(Short exercise): Find each line containing the string "content". Copy it.

(Supplied records):
══════════

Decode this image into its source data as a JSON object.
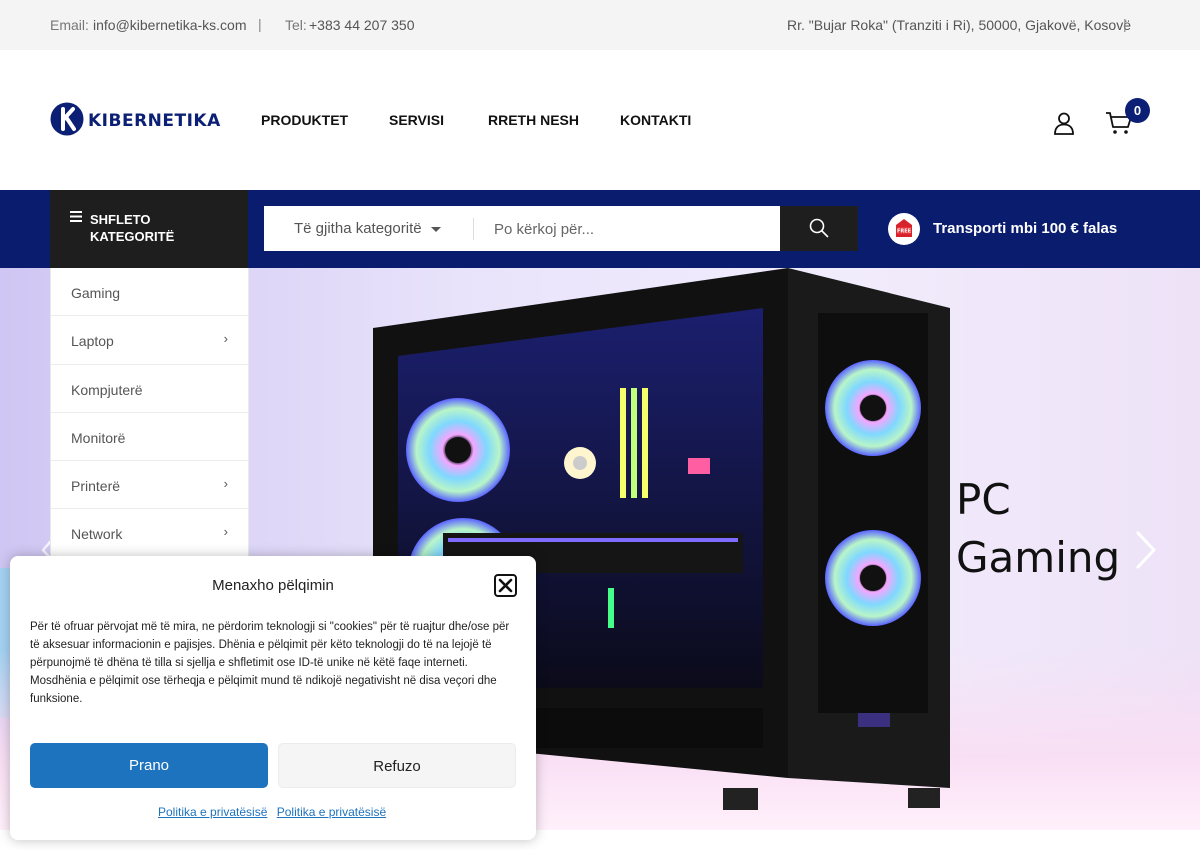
{
  "topbar": {
    "email_label": "Email:",
    "email": "info@kibernetika-ks.com",
    "separator": "|",
    "tel_label": "Tel:",
    "tel": "+383 44 207 350",
    "address": "Rr. \"Bujar Roka\" (Tranziti i Ri), 50000, Gjakovë, Kosovë"
  },
  "brand": {
    "name": "KIBERNETIKA",
    "color": "#0b1f74"
  },
  "nav": {
    "items": [
      {
        "label": "PRODUKTET"
      },
      {
        "label": "SERVISI"
      },
      {
        "label": "RRETH NESH"
      },
      {
        "label": "KONTAKTI"
      }
    ]
  },
  "cart": {
    "count": "0"
  },
  "browse": {
    "label": "SHFLETO KATEGORITË"
  },
  "search": {
    "category": "Të gjitha kategoritë",
    "placeholder": "Po kërkoj për...",
    "value": ""
  },
  "shipping": {
    "badge_text": "FREE",
    "text": "Transporti mbi 100 € falas"
  },
  "categories": [
    {
      "label": "Gaming",
      "has_children": false
    },
    {
      "label": "Laptop",
      "has_children": true
    },
    {
      "label": "Kompjuterë",
      "has_children": false
    },
    {
      "label": "Monitorë",
      "has_children": false
    },
    {
      "label": "Printerë",
      "has_children": true
    },
    {
      "label": "Network",
      "has_children": true
    }
  ],
  "hero": {
    "title_line1": "PC",
    "title_line2": "Gaming"
  },
  "cookie": {
    "title": "Menaxho pëlqimin",
    "body": "Për të ofruar përvojat më të mira, ne përdorim teknologji si \"cookies\" për të ruajtur dhe/ose për të aksesuar informacionin e pajisjes. Dhënia e pëlqimit për këto teknologji do të na lejojë të përpunojmë të dhëna të tilla si sjellja e shfletimit ose ID-të unike në këtë faqe interneti. Mosdhënia e pëlqimit ose tërheqja e pëlqimit mund të ndikojë negativisht në disa veçori dhe funksione.",
    "accept_label": "Prano",
    "refuse_label": "Refuzo",
    "link1": "Politika e privatësisë",
    "link2": "Politika e privatësisë",
    "accept_color": "#1e73be"
  }
}
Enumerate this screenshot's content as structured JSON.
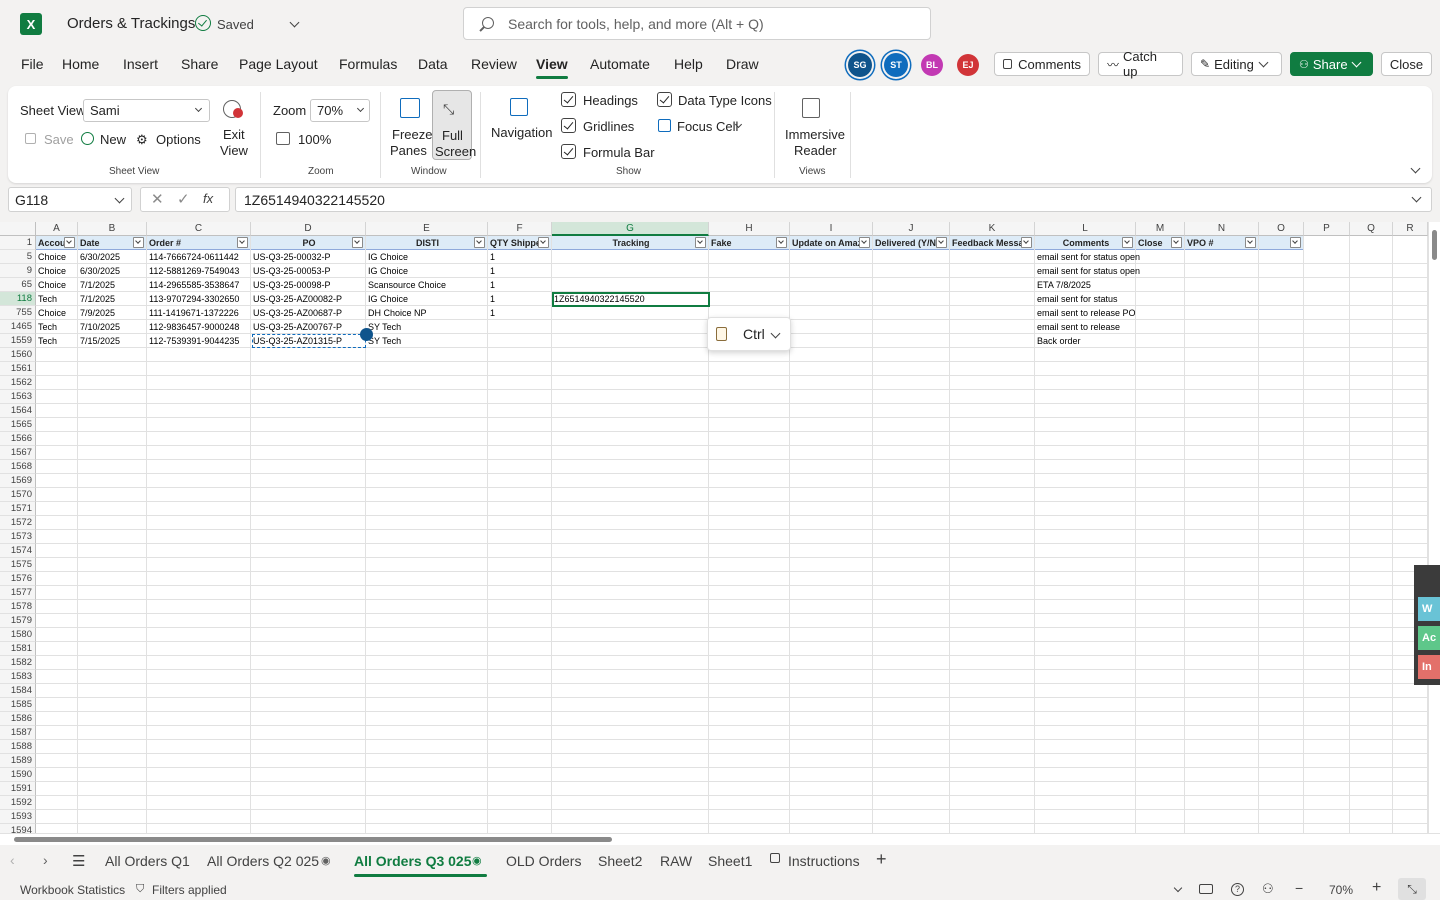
{
  "titlebar": {
    "app_letter": "X",
    "doc_title": "Orders & Trackings",
    "saved_label": "Saved",
    "search_placeholder": "Search for tools, help, and more (Alt + Q)"
  },
  "menu": {
    "tabs": [
      "File",
      "Home",
      "Insert",
      "Share",
      "Page Layout",
      "Formulas",
      "Data",
      "Review",
      "View",
      "Automate",
      "Help",
      "Draw"
    ],
    "active_tab": "View"
  },
  "collaborators": [
    {
      "initials": "SG",
      "color": "#0f548c"
    },
    {
      "initials": "ST",
      "color": "#0f6cbd"
    },
    {
      "initials": "BL",
      "color": "#c239b3"
    },
    {
      "initials": "EJ",
      "color": "#d13438"
    }
  ],
  "header_buttons": {
    "comments": "Comments",
    "catch_up": "Catch up",
    "editing": "Editing",
    "share": "Share",
    "close": "Close"
  },
  "ribbon": {
    "sheet_view_label": "Sheet View",
    "sheet_view_value": "Sami",
    "save": "Save",
    "new": "New",
    "options": "Options",
    "exit_view": [
      "Exit",
      "View"
    ],
    "group_sheet_view": "Sheet View",
    "zoom_label": "Zoom",
    "zoom_value": "70%",
    "zoom_100": "100%",
    "group_zoom": "Zoom",
    "freeze_panes": [
      "Freeze",
      "Panes"
    ],
    "full_screen": [
      "Full",
      "Screen"
    ],
    "group_window": "Window",
    "navigation": "Navigation",
    "headings": "Headings",
    "gridlines": "Gridlines",
    "formula_bar": "Formula Bar",
    "data_type_icons": "Data Type Icons",
    "focus_cell": "Focus Cell",
    "group_show": "Show",
    "immersive_reader": [
      "Immersive",
      "Reader"
    ],
    "group_views": "Views"
  },
  "formula_bar": {
    "cell_ref": "G118",
    "content": "1Z6514940322145520"
  },
  "grid": {
    "columns": [
      "A",
      "B",
      "C",
      "D",
      "E",
      "F",
      "G",
      "H",
      "I",
      "J",
      "K",
      "L",
      "M",
      "N",
      "O",
      "P",
      "Q",
      "R"
    ],
    "headers": [
      "Accou",
      "Date",
      "Order #",
      "PO",
      "DISTI",
      "QTY Shipped",
      "Tracking",
      "Fake",
      "Update on Amaz",
      "Delivered (Y/N",
      "Feedback Messa",
      "Comments",
      "Close",
      "VPO #",
      "",
      "",
      "",
      ""
    ],
    "header_row_num": "1",
    "rows": [
      {
        "num": "5",
        "cells": [
          "Choice",
          "6/30/2025",
          "114-7666724-0611442",
          "US-Q3-25-00032-P",
          "IG Choice",
          "1",
          "",
          "",
          "",
          "",
          "",
          "email sent for status open",
          "",
          ""
        ]
      },
      {
        "num": "9",
        "cells": [
          "Choice",
          "6/30/2025",
          "112-5881269-7549043",
          "US-Q3-25-00053-P",
          "IG Choice",
          "1",
          "",
          "",
          "",
          "",
          "",
          "email sent for status open",
          "",
          ""
        ]
      },
      {
        "num": "65",
        "cells": [
          "Choice",
          "7/1/2025",
          "114-2965585-3538647",
          "US-Q3-25-00098-P",
          "Scansource Choice",
          "1",
          "",
          "",
          "",
          "",
          "",
          "ETA 7/8/2025",
          "",
          ""
        ]
      },
      {
        "num": "118",
        "cells": [
          "Tech",
          "7/1/2025",
          "113-9707294-3302650",
          "US-Q3-25-AZ00082-P",
          "IG Choice",
          "1",
          "1Z6514940322145520",
          "",
          "",
          "",
          "",
          "email sent for status",
          "",
          ""
        ]
      },
      {
        "num": "755",
        "cells": [
          "Choice",
          "7/9/2025",
          "111-1419671-1372226",
          "US-Q3-25-AZ00687-P",
          "DH Choice NP",
          "1",
          "",
          "",
          "",
          "",
          "",
          "email sent to release PO",
          "",
          ""
        ]
      },
      {
        "num": "1465",
        "cells": [
          "Tech",
          "7/10/2025",
          "112-9836457-9000248",
          "US-Q3-25-AZ00767-P",
          "SY Tech",
          "",
          "",
          "",
          "",
          "",
          "",
          "email sent to release",
          "",
          ""
        ]
      },
      {
        "num": "1559",
        "cells": [
          "Tech",
          "7/15/2025",
          "112-7539391-9044235",
          "US-Q3-25-AZ01315-P",
          "SY Tech",
          "",
          "",
          "",
          "",
          "",
          "",
          "Back order",
          "",
          ""
        ]
      }
    ],
    "empty_rows": [
      "1560",
      "1561",
      "1562",
      "1563",
      "1564",
      "1565",
      "1566",
      "1567",
      "1568",
      "1569",
      "1570",
      "1571",
      "1572",
      "1573",
      "1574",
      "1575",
      "1576",
      "1577",
      "1578",
      "1579",
      "1580",
      "1581",
      "1582",
      "1583",
      "1584",
      "1585",
      "1586",
      "1587",
      "1588",
      "1589",
      "1590",
      "1591",
      "1592",
      "1593",
      "1594"
    ],
    "selected_row": "118",
    "selected_col": "G",
    "paste_options_label": "Ctrl"
  },
  "side_panel": {
    "labels": [
      "W",
      "Ac",
      "In"
    ],
    "colors": [
      "#69c3d6",
      "#5ec78a",
      "#e3706a"
    ]
  },
  "sheet_tabs": [
    "All Orders Q1",
    "All Orders Q2 025",
    "All Orders Q3 025",
    "OLD Orders",
    "Sheet2",
    "RAW",
    "Sheet1",
    "Instructions"
  ],
  "active_sheet": "All Orders Q3 025",
  "statusbar": {
    "workbook_stats": "Workbook Statistics",
    "filters": "Filters applied",
    "zoom": "70%"
  }
}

══════════

(Response to the exercise):
Enumerate this screenshot's content as structured JSON.
    "content": "1Z6514940322145520"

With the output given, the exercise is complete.